Please retype the listing below word for word, starting at its first line and ending at the line that contains "sample-point <box>446 616 449 619</box>", with both of those lines included.

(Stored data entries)
───

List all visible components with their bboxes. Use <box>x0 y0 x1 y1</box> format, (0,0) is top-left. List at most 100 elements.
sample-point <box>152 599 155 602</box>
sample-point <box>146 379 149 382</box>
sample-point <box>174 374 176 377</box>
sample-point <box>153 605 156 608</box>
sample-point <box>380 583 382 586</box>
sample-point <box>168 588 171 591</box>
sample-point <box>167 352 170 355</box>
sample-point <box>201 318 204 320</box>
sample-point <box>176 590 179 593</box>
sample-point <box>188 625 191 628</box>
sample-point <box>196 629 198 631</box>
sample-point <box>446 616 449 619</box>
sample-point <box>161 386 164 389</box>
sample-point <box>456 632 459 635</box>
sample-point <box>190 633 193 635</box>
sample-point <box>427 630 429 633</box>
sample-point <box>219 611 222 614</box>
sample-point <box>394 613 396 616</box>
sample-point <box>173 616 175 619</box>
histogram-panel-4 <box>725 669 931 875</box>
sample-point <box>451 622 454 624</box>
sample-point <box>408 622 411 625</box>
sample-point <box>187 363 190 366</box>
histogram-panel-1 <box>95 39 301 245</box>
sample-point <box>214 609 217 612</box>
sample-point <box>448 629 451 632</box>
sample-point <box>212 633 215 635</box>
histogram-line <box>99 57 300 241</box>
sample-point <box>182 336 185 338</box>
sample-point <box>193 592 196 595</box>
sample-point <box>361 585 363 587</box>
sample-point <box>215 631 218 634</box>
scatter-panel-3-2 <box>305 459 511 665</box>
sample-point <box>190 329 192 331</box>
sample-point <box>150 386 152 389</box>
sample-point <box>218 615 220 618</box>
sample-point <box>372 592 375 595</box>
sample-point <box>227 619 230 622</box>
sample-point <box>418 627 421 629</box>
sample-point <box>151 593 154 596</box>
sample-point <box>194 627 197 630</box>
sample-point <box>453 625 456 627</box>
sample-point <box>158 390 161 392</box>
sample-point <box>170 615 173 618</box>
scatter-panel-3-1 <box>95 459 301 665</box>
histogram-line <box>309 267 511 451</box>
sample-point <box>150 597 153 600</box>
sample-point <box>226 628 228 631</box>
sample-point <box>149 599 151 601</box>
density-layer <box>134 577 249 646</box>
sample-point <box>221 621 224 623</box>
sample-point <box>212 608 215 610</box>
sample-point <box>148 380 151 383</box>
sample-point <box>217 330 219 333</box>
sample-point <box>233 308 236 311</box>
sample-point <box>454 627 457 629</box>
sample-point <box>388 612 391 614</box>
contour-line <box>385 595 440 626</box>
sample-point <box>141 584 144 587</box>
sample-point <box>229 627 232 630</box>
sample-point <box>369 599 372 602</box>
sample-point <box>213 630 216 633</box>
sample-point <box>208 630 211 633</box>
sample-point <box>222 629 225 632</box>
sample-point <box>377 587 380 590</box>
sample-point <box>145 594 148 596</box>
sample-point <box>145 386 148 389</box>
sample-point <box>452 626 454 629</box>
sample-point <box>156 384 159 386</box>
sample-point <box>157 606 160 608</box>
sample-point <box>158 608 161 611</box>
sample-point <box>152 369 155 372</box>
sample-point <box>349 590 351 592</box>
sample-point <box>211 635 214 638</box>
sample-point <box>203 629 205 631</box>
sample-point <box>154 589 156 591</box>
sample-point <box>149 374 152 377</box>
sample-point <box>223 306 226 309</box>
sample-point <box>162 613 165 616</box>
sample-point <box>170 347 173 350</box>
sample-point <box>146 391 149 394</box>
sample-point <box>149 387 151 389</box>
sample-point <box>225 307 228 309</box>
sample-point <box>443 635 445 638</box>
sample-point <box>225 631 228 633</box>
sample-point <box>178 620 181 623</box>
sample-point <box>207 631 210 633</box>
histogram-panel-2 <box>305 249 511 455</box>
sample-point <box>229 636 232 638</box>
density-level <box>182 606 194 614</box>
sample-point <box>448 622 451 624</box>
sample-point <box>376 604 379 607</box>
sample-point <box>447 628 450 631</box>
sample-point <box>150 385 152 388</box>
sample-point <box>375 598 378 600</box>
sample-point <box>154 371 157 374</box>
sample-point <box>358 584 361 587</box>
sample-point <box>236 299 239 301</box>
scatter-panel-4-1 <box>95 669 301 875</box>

───

● SOLUTION FOR THIS PROBLEM
List all visible components with their bboxes. Use <box>x0 y0 x1 y1</box> format, (0,0) is top-left. List at most 100 elements.
sample-point <box>152 599 155 602</box>
sample-point <box>146 379 149 382</box>
sample-point <box>174 374 176 377</box>
sample-point <box>153 605 156 608</box>
sample-point <box>380 583 382 586</box>
sample-point <box>168 588 171 591</box>
sample-point <box>167 352 170 355</box>
sample-point <box>201 318 204 320</box>
sample-point <box>176 590 179 593</box>
sample-point <box>188 625 191 628</box>
sample-point <box>196 629 198 631</box>
sample-point <box>446 616 449 619</box>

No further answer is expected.